Document excerpt:
Iain Dale has an article in the Telegraph called Gordon Brown is out to destroy the Tories, which makes for interesting reading.

Not surprisingly I have a somewhat different take on what the implications of Gordon Brown’s “ruthless” political tactics would be, should he be successful and finally make the Tory’s collapse once and for all.

Of course Labour want to destroy the Tory party… as it is now ideologically indistinguishable from Labour under the dismal Cameron, they are clearly fighting for the same centre-left statist voters as neither side cares about conservatives.

As a consequence voters who are actual conservatives ideologically have only one genuinely conservative party to vote for and that is not the preposterous Blue-Green caring-sharing hug-a-hoodie tax-and-spend Tory party, it is UKIP. Thus is Gordon Brown well and truly “destroys” the Tory party, it might actually finally force the rump of suicidally loyal Tories to look elsewhere for their psephological fix on election day.

Written task 1: Reproduce the rows word for word, from the start of the rows through the row containing "Bar [290,389,314,390]", with both ends included.

Information supplied:
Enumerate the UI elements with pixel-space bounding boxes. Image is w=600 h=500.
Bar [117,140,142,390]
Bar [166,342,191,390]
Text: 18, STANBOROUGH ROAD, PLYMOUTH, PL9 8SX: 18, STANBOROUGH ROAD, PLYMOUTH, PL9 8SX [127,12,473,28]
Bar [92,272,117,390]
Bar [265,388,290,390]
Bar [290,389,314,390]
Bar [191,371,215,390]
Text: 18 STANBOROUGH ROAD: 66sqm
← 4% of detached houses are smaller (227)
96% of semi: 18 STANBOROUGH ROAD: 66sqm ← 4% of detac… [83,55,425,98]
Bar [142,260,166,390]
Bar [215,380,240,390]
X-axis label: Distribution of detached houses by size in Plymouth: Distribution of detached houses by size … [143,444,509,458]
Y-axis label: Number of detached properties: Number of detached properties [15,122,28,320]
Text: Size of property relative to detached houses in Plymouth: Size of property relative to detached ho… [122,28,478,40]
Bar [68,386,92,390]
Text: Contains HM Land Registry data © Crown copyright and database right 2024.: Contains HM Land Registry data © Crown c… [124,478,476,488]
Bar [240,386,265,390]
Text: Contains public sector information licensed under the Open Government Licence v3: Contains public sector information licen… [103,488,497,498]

Written task 2: In the text about Gordon Brown and the Tories, why does the writer say Labour wants to destroy the Tory party?

Expected output 1:
Enumerate the UI elements with pixel-space bounding boxes. Image is w=600 h=500.
Bar [117,140,142,390]
Bar [166,342,191,390]
Text: 18, STANBOROUGH ROAD, PLYMOUTH, PL9 8SX: 18, STANBOROUGH ROAD, PLYMOUTH, PL9 8SX [127,12,473,28]
Bar [92,272,117,390]
Bar [265,388,290,390]
Bar [290,389,314,390]

Expected output 2: The writer says the Tory party under Cameron is now ideologically indistinguishable from Labour. Because of that, the two parties are competing for the same statist voters on the center-left, and neither cares about conservatives.